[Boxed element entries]
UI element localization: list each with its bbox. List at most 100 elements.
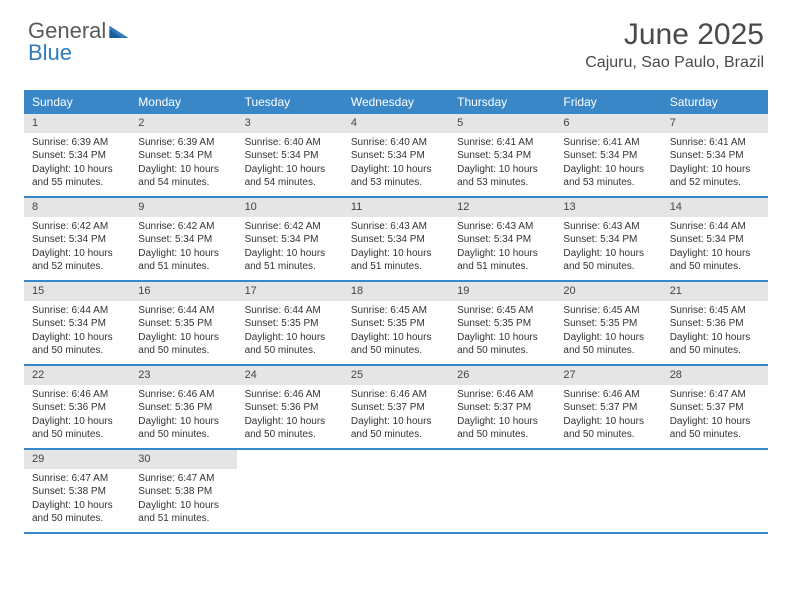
daylight-line: Daylight: 10 hours and 50 minutes. — [563, 247, 653, 274]
sunrise-line: Sunrise: 6:46 AM — [457, 388, 547, 402]
daylight-line: Daylight: 10 hours and 53 minutes. — [457, 163, 547, 190]
sunrise-line: Sunrise: 6:47 AM — [670, 388, 760, 402]
sunset-line: Sunset: 5:37 PM — [457, 401, 547, 415]
sunset-line: Sunset: 5:38 PM — [32, 485, 122, 499]
day-details: Sunrise: 6:40 AMSunset: 5:34 PMDaylight:… — [237, 133, 343, 196]
daylight-line: Daylight: 10 hours and 50 minutes. — [32, 499, 122, 526]
sunset-line: Sunset: 5:34 PM — [457, 149, 547, 163]
calendar-day-cell: 4Sunrise: 6:40 AMSunset: 5:34 PMDaylight… — [343, 114, 449, 196]
day-details: Sunrise: 6:46 AMSunset: 5:37 PMDaylight:… — [343, 385, 449, 448]
calendar-day-cell: 21Sunrise: 6:45 AMSunset: 5:36 PMDayligh… — [662, 282, 768, 364]
calendar-day-cell: 1Sunrise: 6:39 AMSunset: 5:34 PMDaylight… — [24, 114, 130, 196]
day-number: 4 — [343, 114, 449, 133]
sunset-line: Sunset: 5:34 PM — [670, 149, 760, 163]
calendar-day-cell: 28Sunrise: 6:47 AMSunset: 5:37 PMDayligh… — [662, 366, 768, 448]
daylight-line: Daylight: 10 hours and 50 minutes. — [138, 415, 228, 442]
sunset-line: Sunset: 5:38 PM — [138, 485, 228, 499]
calendar-day-cell: 12Sunrise: 6:43 AMSunset: 5:34 PMDayligh… — [449, 198, 555, 280]
sunrise-line: Sunrise: 6:43 AM — [563, 220, 653, 234]
daylight-line: Daylight: 10 hours and 50 minutes. — [32, 331, 122, 358]
sunrise-line: Sunrise: 6:41 AM — [563, 136, 653, 150]
day-number: 18 — [343, 282, 449, 301]
daylight-line: Daylight: 10 hours and 54 minutes. — [138, 163, 228, 190]
logo-flag-icon — [109, 18, 129, 44]
daylight-line: Daylight: 10 hours and 50 minutes. — [670, 247, 760, 274]
sunrise-line: Sunrise: 6:46 AM — [245, 388, 335, 402]
sunset-line: Sunset: 5:34 PM — [32, 317, 122, 331]
weekday-header: Wednesday — [343, 90, 449, 114]
weekday-header: Sunday — [24, 90, 130, 114]
day-details: Sunrise: 6:44 AMSunset: 5:35 PMDaylight:… — [130, 301, 236, 364]
sunrise-line: Sunrise: 6:45 AM — [563, 304, 653, 318]
sunset-line: Sunset: 5:34 PM — [138, 149, 228, 163]
sunset-line: Sunset: 5:35 PM — [563, 317, 653, 331]
daylight-line: Daylight: 10 hours and 51 minutes. — [245, 247, 335, 274]
sunset-line: Sunset: 5:34 PM — [138, 233, 228, 247]
sunset-line: Sunset: 5:34 PM — [457, 233, 547, 247]
calendar-day-cell: 10Sunrise: 6:42 AMSunset: 5:34 PMDayligh… — [237, 198, 343, 280]
sunrise-line: Sunrise: 6:43 AM — [351, 220, 441, 234]
weekday-header: Thursday — [449, 90, 555, 114]
sunset-line: Sunset: 5:35 PM — [351, 317, 441, 331]
day-details: Sunrise: 6:43 AMSunset: 5:34 PMDaylight:… — [343, 217, 449, 280]
day-details: Sunrise: 6:43 AMSunset: 5:34 PMDaylight:… — [449, 217, 555, 280]
sunset-line: Sunset: 5:34 PM — [245, 149, 335, 163]
daylight-line: Daylight: 10 hours and 50 minutes. — [351, 415, 441, 442]
day-details: Sunrise: 6:45 AMSunset: 5:36 PMDaylight:… — [662, 301, 768, 364]
header: GeneralBlue June 2025 Cajuru, Sao Paulo,… — [0, 0, 792, 80]
sunset-line: Sunset: 5:34 PM — [563, 149, 653, 163]
daylight-line: Daylight: 10 hours and 50 minutes. — [245, 415, 335, 442]
calendar-day-cell: 30Sunrise: 6:47 AMSunset: 5:38 PMDayligh… — [130, 450, 236, 532]
day-details: Sunrise: 6:44 AMSunset: 5:35 PMDaylight:… — [237, 301, 343, 364]
day-details: Sunrise: 6:45 AMSunset: 5:35 PMDaylight:… — [555, 301, 661, 364]
day-number: 25 — [343, 366, 449, 385]
calendar-day-cell: 15Sunrise: 6:44 AMSunset: 5:34 PMDayligh… — [24, 282, 130, 364]
calendar-day-cell: 7Sunrise: 6:41 AMSunset: 5:34 PMDaylight… — [662, 114, 768, 196]
sunset-line: Sunset: 5:36 PM — [32, 401, 122, 415]
day-details: Sunrise: 6:46 AMSunset: 5:36 PMDaylight:… — [130, 385, 236, 448]
daylight-line: Daylight: 10 hours and 50 minutes. — [670, 415, 760, 442]
calendar-week-row: 8Sunrise: 6:42 AMSunset: 5:34 PMDaylight… — [24, 198, 768, 282]
day-details: Sunrise: 6:46 AMSunset: 5:36 PMDaylight:… — [24, 385, 130, 448]
calendar-day-cell: 3Sunrise: 6:40 AMSunset: 5:34 PMDaylight… — [237, 114, 343, 196]
calendar-day-cell: 8Sunrise: 6:42 AMSunset: 5:34 PMDaylight… — [24, 198, 130, 280]
calendar-day-cell: 6Sunrise: 6:41 AMSunset: 5:34 PMDaylight… — [555, 114, 661, 196]
sunrise-line: Sunrise: 6:40 AM — [245, 136, 335, 150]
weekday-header: Tuesday — [237, 90, 343, 114]
day-details: Sunrise: 6:47 AMSunset: 5:37 PMDaylight:… — [662, 385, 768, 448]
day-details: Sunrise: 6:41 AMSunset: 5:34 PMDaylight:… — [449, 133, 555, 196]
sunset-line: Sunset: 5:37 PM — [670, 401, 760, 415]
daylight-line: Daylight: 10 hours and 51 minutes. — [138, 499, 228, 526]
sunset-line: Sunset: 5:36 PM — [670, 317, 760, 331]
day-number: 20 — [555, 282, 661, 301]
day-details: Sunrise: 6:40 AMSunset: 5:34 PMDaylight:… — [343, 133, 449, 196]
sunset-line: Sunset: 5:37 PM — [351, 401, 441, 415]
calendar-day-cell: 25Sunrise: 6:46 AMSunset: 5:37 PMDayligh… — [343, 366, 449, 448]
sunrise-line: Sunrise: 6:39 AM — [32, 136, 122, 150]
daylight-line: Daylight: 10 hours and 50 minutes. — [457, 331, 547, 358]
daylight-line: Daylight: 10 hours and 51 minutes. — [138, 247, 228, 274]
day-number: 16 — [130, 282, 236, 301]
sunrise-line: Sunrise: 6:47 AM — [138, 472, 228, 486]
day-details: Sunrise: 6:39 AMSunset: 5:34 PMDaylight:… — [130, 133, 236, 196]
day-number: 24 — [237, 366, 343, 385]
sunrise-line: Sunrise: 6:46 AM — [138, 388, 228, 402]
calendar-empty-cell — [237, 450, 343, 532]
sunrise-line: Sunrise: 6:45 AM — [670, 304, 760, 318]
daylight-line: Daylight: 10 hours and 51 minutes. — [457, 247, 547, 274]
calendar-empty-cell — [555, 450, 661, 532]
sunrise-line: Sunrise: 6:40 AM — [351, 136, 441, 150]
calendar-empty-cell — [343, 450, 449, 532]
calendar-day-cell: 23Sunrise: 6:46 AMSunset: 5:36 PMDayligh… — [130, 366, 236, 448]
calendar-week-row: 1Sunrise: 6:39 AMSunset: 5:34 PMDaylight… — [24, 114, 768, 198]
day-number: 7 — [662, 114, 768, 133]
daylight-line: Daylight: 10 hours and 53 minutes. — [563, 163, 653, 190]
day-number: 3 — [237, 114, 343, 133]
day-number: 9 — [130, 198, 236, 217]
sunset-line: Sunset: 5:34 PM — [563, 233, 653, 247]
sunset-line: Sunset: 5:34 PM — [351, 233, 441, 247]
day-number: 27 — [555, 366, 661, 385]
calendar-day-cell: 14Sunrise: 6:44 AMSunset: 5:34 PMDayligh… — [662, 198, 768, 280]
day-number: 21 — [662, 282, 768, 301]
daylight-line: Daylight: 10 hours and 51 minutes. — [351, 247, 441, 274]
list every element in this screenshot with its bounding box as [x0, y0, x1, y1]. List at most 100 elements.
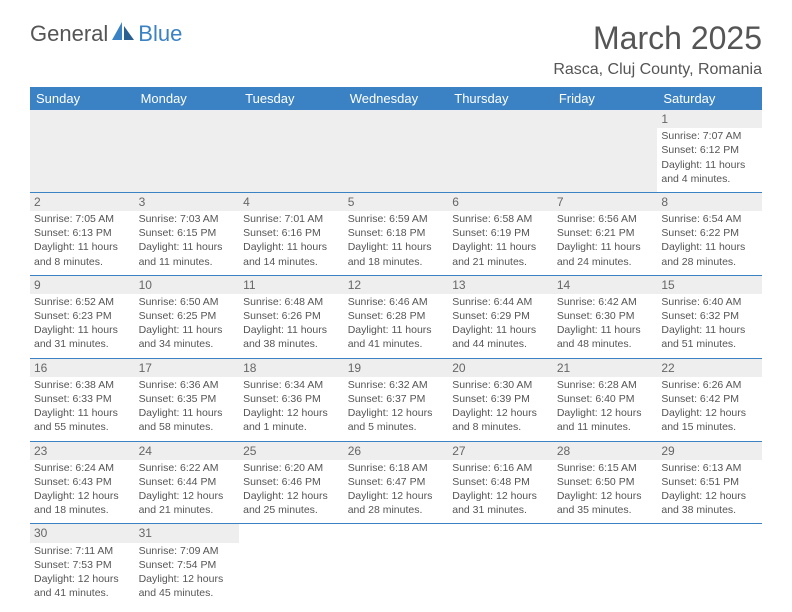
- sunset-text: Sunset: 6:32 PM: [661, 310, 739, 322]
- day-header: Friday: [553, 87, 658, 110]
- sunset-text: Sunset: 7:54 PM: [139, 559, 217, 571]
- daylight-text: Daylight: 12 hours and 5 minutes.: [348, 407, 433, 433]
- day-number: 26: [344, 442, 449, 460]
- daylight-text: Daylight: 11 hours and 34 minutes.: [139, 324, 223, 350]
- calendar-day-cell: [448, 524, 553, 606]
- day-number: 20: [448, 359, 553, 377]
- sunrise-text: Sunrise: 6:15 AM: [557, 462, 637, 474]
- sunset-text: Sunset: 6:22 PM: [661, 227, 739, 239]
- sunset-text: Sunset: 6:28 PM: [348, 310, 426, 322]
- sunrise-text: Sunrise: 7:03 AM: [139, 213, 219, 225]
- sunrise-text: Sunrise: 6:52 AM: [34, 296, 114, 308]
- calendar-day-cell: 21Sunrise: 6:28 AMSunset: 6:40 PMDayligh…: [553, 358, 658, 441]
- logo: General Blue: [30, 20, 182, 48]
- day-number: 19: [344, 359, 449, 377]
- day-number: 23: [30, 442, 135, 460]
- sunrise-text: Sunrise: 6:26 AM: [661, 379, 741, 391]
- daylight-text: Daylight: 12 hours and 38 minutes.: [661, 490, 746, 516]
- sunset-text: Sunset: 6:48 PM: [452, 476, 530, 488]
- sunset-text: Sunset: 6:26 PM: [243, 310, 321, 322]
- sunrise-text: Sunrise: 7:09 AM: [139, 545, 219, 557]
- sunrise-text: Sunrise: 6:50 AM: [139, 296, 219, 308]
- day-number: 10: [135, 276, 240, 294]
- sunset-text: Sunset: 6:30 PM: [557, 310, 635, 322]
- daylight-text: Daylight: 11 hours and 48 minutes.: [557, 324, 641, 350]
- daylight-text: Daylight: 12 hours and 25 minutes.: [243, 490, 328, 516]
- calendar-week-row: 9Sunrise: 6:52 AMSunset: 6:23 PMDaylight…: [30, 275, 762, 358]
- day-number: 11: [239, 276, 344, 294]
- sunrise-text: Sunrise: 6:48 AM: [243, 296, 323, 308]
- daylight-text: Daylight: 11 hours and 28 minutes.: [661, 241, 745, 267]
- calendar-day-cell: 24Sunrise: 6:22 AMSunset: 6:44 PMDayligh…: [135, 441, 240, 524]
- sunrise-text: Sunrise: 7:01 AM: [243, 213, 323, 225]
- daylight-text: Daylight: 12 hours and 31 minutes.: [452, 490, 537, 516]
- calendar-day-cell: 9Sunrise: 6:52 AMSunset: 6:23 PMDaylight…: [30, 275, 135, 358]
- page-title: March 2025: [593, 20, 762, 57]
- calendar-day-cell: 11Sunrise: 6:48 AMSunset: 6:26 PMDayligh…: [239, 275, 344, 358]
- calendar-week-row: 16Sunrise: 6:38 AMSunset: 6:33 PMDayligh…: [30, 358, 762, 441]
- day-header: Tuesday: [239, 87, 344, 110]
- sunrise-text: Sunrise: 6:44 AM: [452, 296, 532, 308]
- sunrise-text: Sunrise: 6:30 AM: [452, 379, 532, 391]
- sunset-text: Sunset: 6:46 PM: [243, 476, 321, 488]
- sunset-text: Sunset: 6:18 PM: [348, 227, 426, 239]
- daylight-text: Daylight: 11 hours and 51 minutes.: [661, 324, 745, 350]
- location-text: Rasca, Cluj County, Romania: [30, 61, 762, 79]
- sunset-text: Sunset: 6:21 PM: [557, 227, 635, 239]
- daylight-text: Daylight: 12 hours and 1 minute.: [243, 407, 328, 433]
- daylight-text: Daylight: 11 hours and 31 minutes.: [34, 324, 118, 350]
- day-number: 17: [135, 359, 240, 377]
- sunset-text: Sunset: 6:29 PM: [452, 310, 530, 322]
- sunrise-text: Sunrise: 6:46 AM: [348, 296, 428, 308]
- sunset-text: Sunset: 6:37 PM: [348, 393, 426, 405]
- day-number: 16: [30, 359, 135, 377]
- calendar-day-cell: 22Sunrise: 6:26 AMSunset: 6:42 PMDayligh…: [657, 358, 762, 441]
- sunset-text: Sunset: 6:35 PM: [139, 393, 217, 405]
- calendar-day-cell: 14Sunrise: 6:42 AMSunset: 6:30 PMDayligh…: [553, 275, 658, 358]
- day-number: 30: [30, 524, 135, 542]
- sunrise-text: Sunrise: 6:59 AM: [348, 213, 428, 225]
- day-number: 14: [553, 276, 658, 294]
- sunset-text: Sunset: 6:36 PM: [243, 393, 321, 405]
- day-header: Sunday: [30, 87, 135, 110]
- sunrise-text: Sunrise: 6:16 AM: [452, 462, 532, 474]
- calendar-day-cell: [448, 110, 553, 192]
- calendar-week-row: 23Sunrise: 6:24 AMSunset: 6:43 PMDayligh…: [30, 441, 762, 524]
- calendar-day-cell: 1Sunrise: 7:07 AMSunset: 6:12 PMDaylight…: [657, 110, 762, 192]
- day-number: 28: [553, 442, 658, 460]
- sunrise-text: Sunrise: 6:54 AM: [661, 213, 741, 225]
- day-number: 8: [657, 193, 762, 211]
- calendar-day-cell: 28Sunrise: 6:15 AMSunset: 6:50 PMDayligh…: [553, 441, 658, 524]
- sunset-text: Sunset: 6:50 PM: [557, 476, 635, 488]
- calendar-day-cell: 17Sunrise: 6:36 AMSunset: 6:35 PMDayligh…: [135, 358, 240, 441]
- sunrise-text: Sunrise: 6:22 AM: [139, 462, 219, 474]
- sunset-text: Sunset: 6:33 PM: [34, 393, 112, 405]
- day-header: Monday: [135, 87, 240, 110]
- calendar-day-cell: 20Sunrise: 6:30 AMSunset: 6:39 PMDayligh…: [448, 358, 553, 441]
- calendar-day-cell: 18Sunrise: 6:34 AMSunset: 6:36 PMDayligh…: [239, 358, 344, 441]
- sunrise-text: Sunrise: 6:56 AM: [557, 213, 637, 225]
- calendar-day-cell: [239, 110, 344, 192]
- calendar-day-cell: [30, 110, 135, 192]
- sunset-text: Sunset: 7:53 PM: [34, 559, 112, 571]
- sunset-text: Sunset: 6:39 PM: [452, 393, 530, 405]
- sunset-text: Sunset: 6:43 PM: [34, 476, 112, 488]
- sunrise-text: Sunrise: 6:13 AM: [661, 462, 741, 474]
- calendar-day-cell: 16Sunrise: 6:38 AMSunset: 6:33 PMDayligh…: [30, 358, 135, 441]
- day-number: 29: [657, 442, 762, 460]
- sunrise-text: Sunrise: 6:28 AM: [557, 379, 637, 391]
- day-number: 12: [344, 276, 449, 294]
- daylight-text: Daylight: 12 hours and 11 minutes.: [557, 407, 642, 433]
- sunset-text: Sunset: 6:15 PM: [139, 227, 217, 239]
- calendar-table: SundayMondayTuesdayWednesdayThursdayFrid…: [30, 87, 762, 606]
- calendar-day-cell: [239, 524, 344, 606]
- calendar-header-row: SundayMondayTuesdayWednesdayThursdayFrid…: [30, 87, 762, 110]
- day-number: 27: [448, 442, 553, 460]
- sunset-text: Sunset: 6:16 PM: [243, 227, 321, 239]
- daylight-text: Daylight: 11 hours and 8 minutes.: [34, 241, 118, 267]
- daylight-text: Daylight: 11 hours and 4 minutes.: [661, 159, 745, 185]
- calendar-day-cell: 15Sunrise: 6:40 AMSunset: 6:32 PMDayligh…: [657, 275, 762, 358]
- day-header: Saturday: [657, 87, 762, 110]
- day-number: 18: [239, 359, 344, 377]
- calendar-day-cell: 29Sunrise: 6:13 AMSunset: 6:51 PMDayligh…: [657, 441, 762, 524]
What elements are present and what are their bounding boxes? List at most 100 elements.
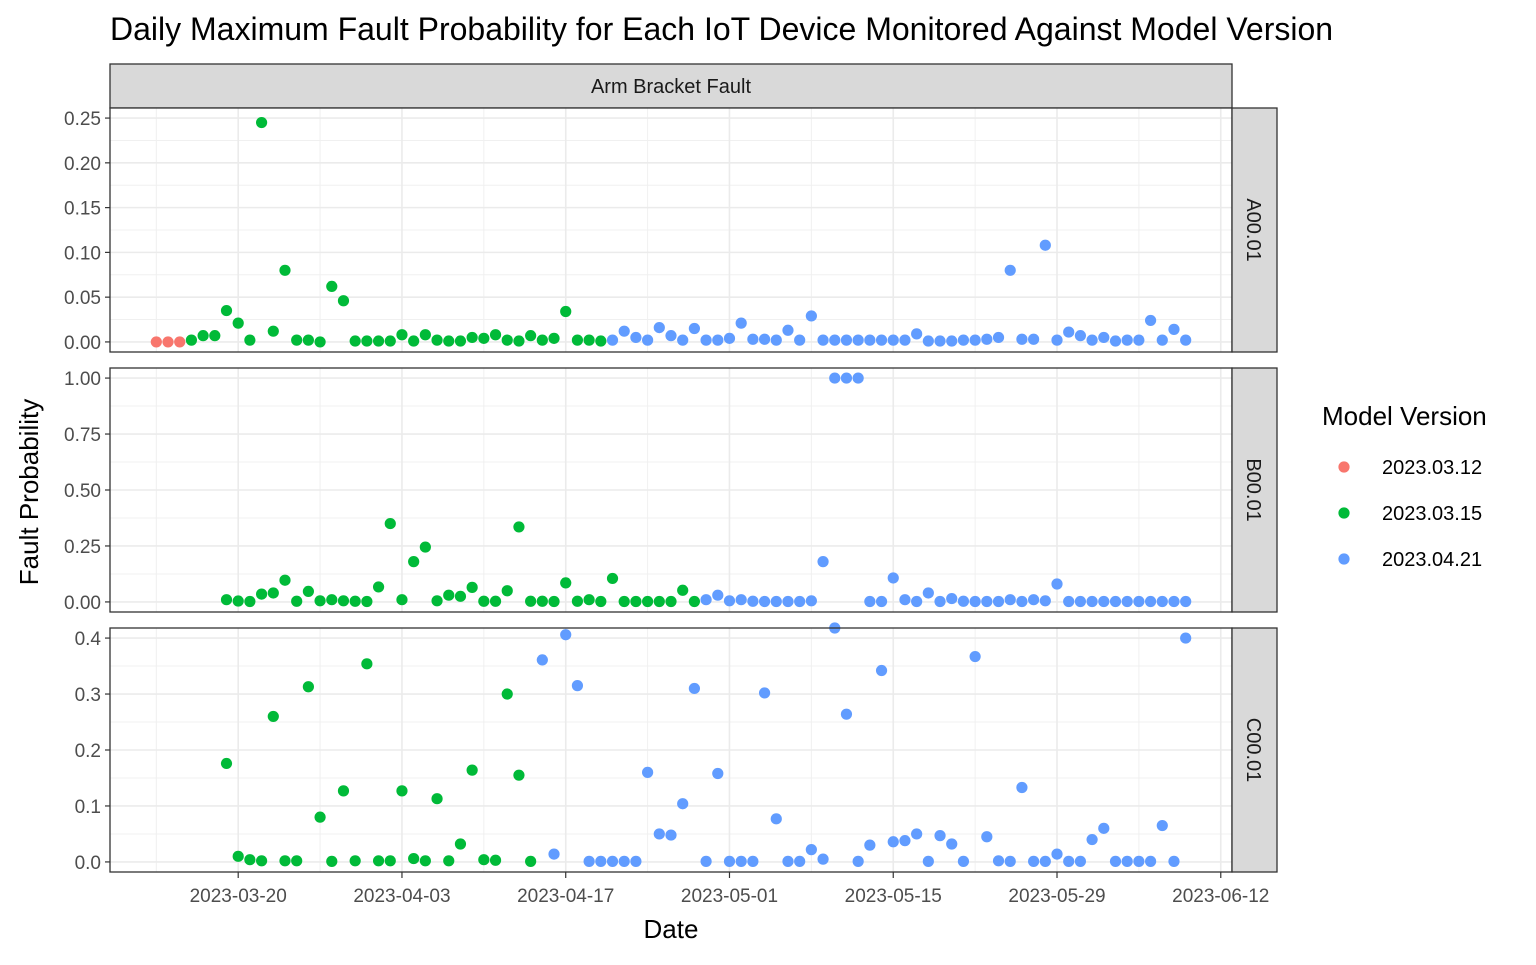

*Short exercise*: Copy, character for character, the stretch of the records from the line containing "- sunset-text: Sunset: 6:32" through the line containing "- logo: General Blue: [30, 20, 182, 48]", including both of those lines.

*Solution for this task*:
- sunset-text: Sunset: 6:32 PM: [661, 310, 739, 322]
- day-header: Friday: [553, 87, 658, 110]
- sunset-text: Sunset: 7:54 PM: [139, 559, 217, 571]
- daylight-text: Daylight: 12 hours and 5 minutes.: [348, 407, 433, 433]
- day-number: 26: [344, 442, 449, 460]
- daylight-text: Daylight: 11 hours and 34 minutes.: [139, 324, 223, 350]
- calendar-day-cell: [448, 524, 553, 606]
- day-number: 20: [448, 359, 553, 377]
- sunrise-text: Sunrise: 6:15 AM: [557, 462, 637, 474]
- sunset-text: Sunset: 6:22 PM: [661, 227, 739, 239]
- sunset-text: Sunset: 6:28 PM: [348, 310, 426, 322]
- sunrise-text: Sunrise: 7:03 AM: [139, 213, 219, 225]
- sunrise-text: Sunrise: 6:52 AM: [34, 296, 114, 308]
- calendar-day-cell: 21Sunrise: 6:28 AMSunset: 6:40 PMDayligh…: [553, 358, 658, 441]
- logo: General Blue: [30, 20, 182, 48]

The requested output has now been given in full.